#### [Job]
Exactly as they appear, output all of the records. Skip any images.

======== Dataset

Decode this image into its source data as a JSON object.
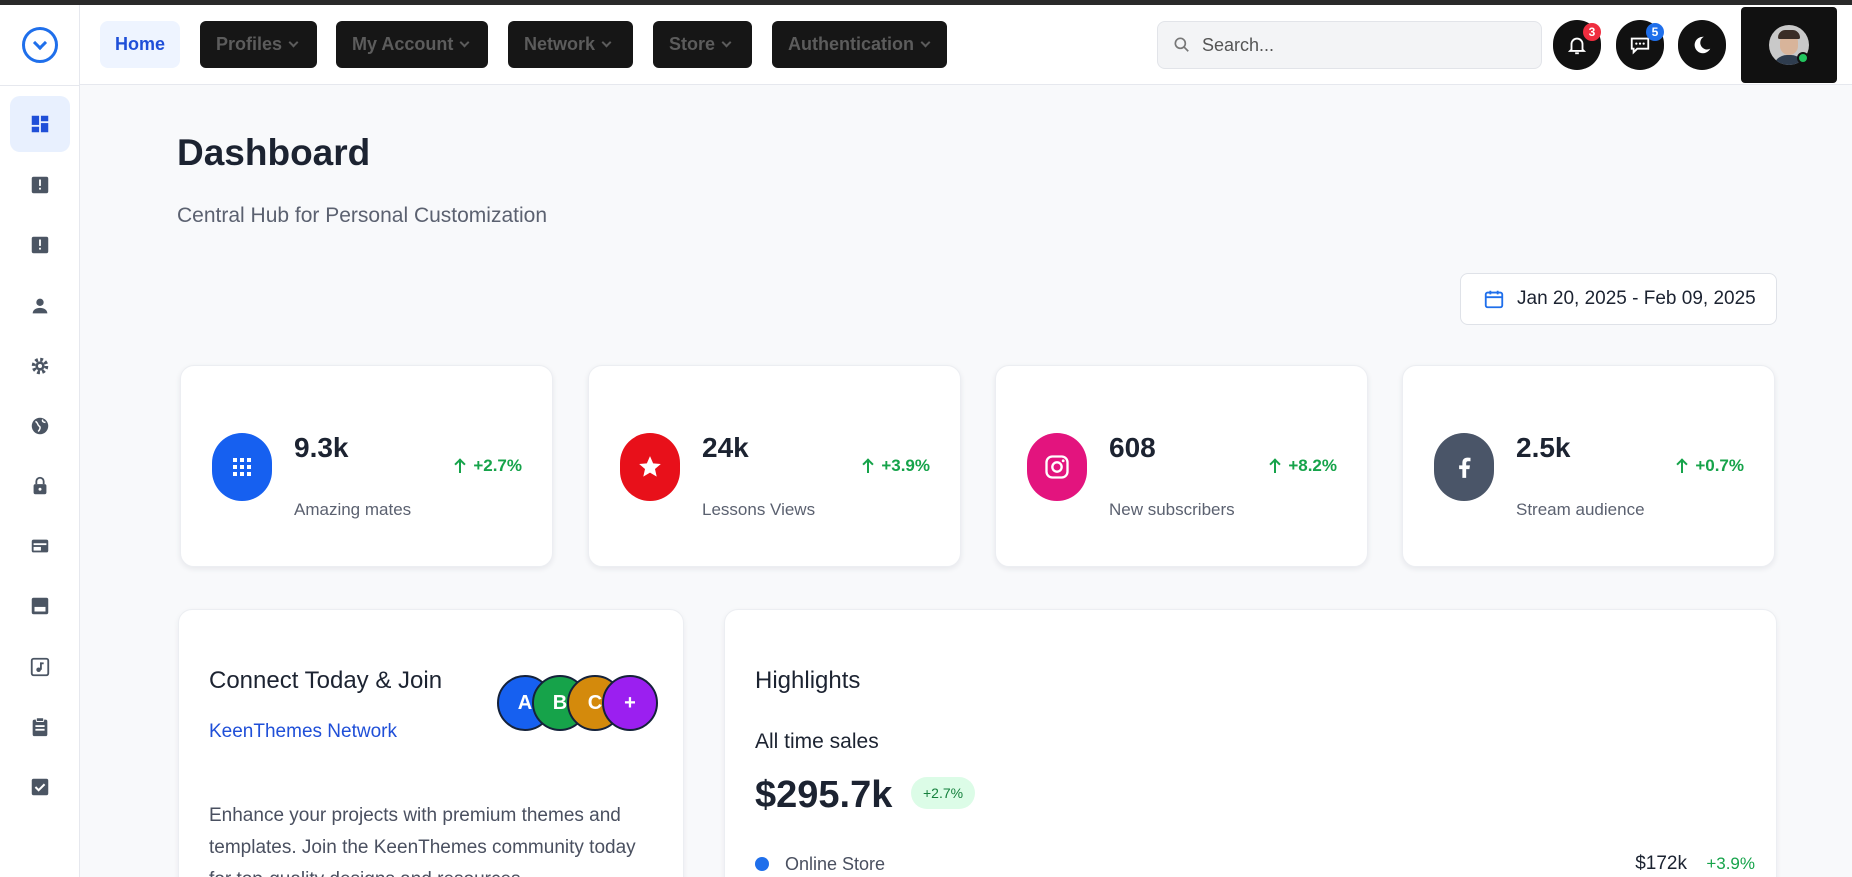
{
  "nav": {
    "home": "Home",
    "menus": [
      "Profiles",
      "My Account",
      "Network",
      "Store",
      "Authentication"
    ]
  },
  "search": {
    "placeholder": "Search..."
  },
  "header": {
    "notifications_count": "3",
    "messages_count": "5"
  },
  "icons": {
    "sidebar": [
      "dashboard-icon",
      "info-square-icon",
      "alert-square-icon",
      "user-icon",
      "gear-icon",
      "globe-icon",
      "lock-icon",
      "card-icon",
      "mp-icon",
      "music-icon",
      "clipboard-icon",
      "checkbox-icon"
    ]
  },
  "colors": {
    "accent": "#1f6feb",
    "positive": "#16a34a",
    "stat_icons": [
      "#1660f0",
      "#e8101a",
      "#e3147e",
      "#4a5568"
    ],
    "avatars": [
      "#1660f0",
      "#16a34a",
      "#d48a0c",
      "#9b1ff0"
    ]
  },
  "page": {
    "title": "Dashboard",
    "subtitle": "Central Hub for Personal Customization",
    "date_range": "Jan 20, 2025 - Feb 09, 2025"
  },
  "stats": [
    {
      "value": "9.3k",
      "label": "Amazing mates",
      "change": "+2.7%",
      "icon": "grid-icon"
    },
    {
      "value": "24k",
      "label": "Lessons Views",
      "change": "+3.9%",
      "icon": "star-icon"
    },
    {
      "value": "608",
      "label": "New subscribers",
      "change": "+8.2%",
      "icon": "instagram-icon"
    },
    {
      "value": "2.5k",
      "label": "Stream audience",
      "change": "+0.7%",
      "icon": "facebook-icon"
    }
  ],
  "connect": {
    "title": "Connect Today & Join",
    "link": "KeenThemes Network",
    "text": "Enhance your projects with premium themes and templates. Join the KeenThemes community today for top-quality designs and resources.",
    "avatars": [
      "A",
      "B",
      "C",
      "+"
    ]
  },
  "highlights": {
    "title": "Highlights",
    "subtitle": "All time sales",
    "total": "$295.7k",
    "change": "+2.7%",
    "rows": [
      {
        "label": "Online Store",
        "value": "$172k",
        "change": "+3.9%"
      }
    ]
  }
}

================

#### [The output]
Decode this image into its source data as a JSON object.
{
  "nav": {
    "home": "Home",
    "menus": [
      "Profiles",
      "My Account",
      "Network",
      "Store",
      "Authentication"
    ]
  },
  "search": {
    "placeholder": "Search..."
  },
  "header": {
    "notifications_count": "3",
    "messages_count": "5"
  },
  "icons": {
    "sidebar": [
      "dashboard-icon",
      "info-square-icon",
      "alert-square-icon",
      "user-icon",
      "gear-icon",
      "globe-icon",
      "lock-icon",
      "card-icon",
      "mp-icon",
      "music-icon",
      "clipboard-icon",
      "checkbox-icon"
    ]
  },
  "colors": {
    "accent": "#1f6feb",
    "positive": "#16a34a",
    "stat_icons": [
      "#1660f0",
      "#e8101a",
      "#e3147e",
      "#4a5568"
    ],
    "avatars": [
      "#1660f0",
      "#16a34a",
      "#d48a0c",
      "#9b1ff0"
    ]
  },
  "page": {
    "title": "Dashboard",
    "subtitle": "Central Hub for Personal Customization",
    "date_range": "Jan 20, 2025 - Feb 09, 2025"
  },
  "stats": [
    {
      "value": "9.3k",
      "label": "Amazing mates",
      "change": "+2.7%",
      "icon": "grid-icon"
    },
    {
      "value": "24k",
      "label": "Lessons Views",
      "change": "+3.9%",
      "icon": "star-icon"
    },
    {
      "value": "608",
      "label": "New subscribers",
      "change": "+8.2%",
      "icon": "instagram-icon"
    },
    {
      "value": "2.5k",
      "label": "Stream audience",
      "change": "+0.7%",
      "icon": "facebook-icon"
    }
  ],
  "connect": {
    "title": "Connect Today & Join",
    "link": "KeenThemes Network",
    "text": "Enhance your projects with premium themes and templates. Join the KeenThemes community today for top-quality designs and resources.",
    "avatars": [
      "A",
      "B",
      "C",
      "+"
    ]
  },
  "highlights": {
    "title": "Highlights",
    "subtitle": "All time sales",
    "total": "$295.7k",
    "change": "+2.7%",
    "rows": [
      {
        "label": "Online Store",
        "value": "$172k",
        "change": "+3.9%"
      }
    ]
  }
}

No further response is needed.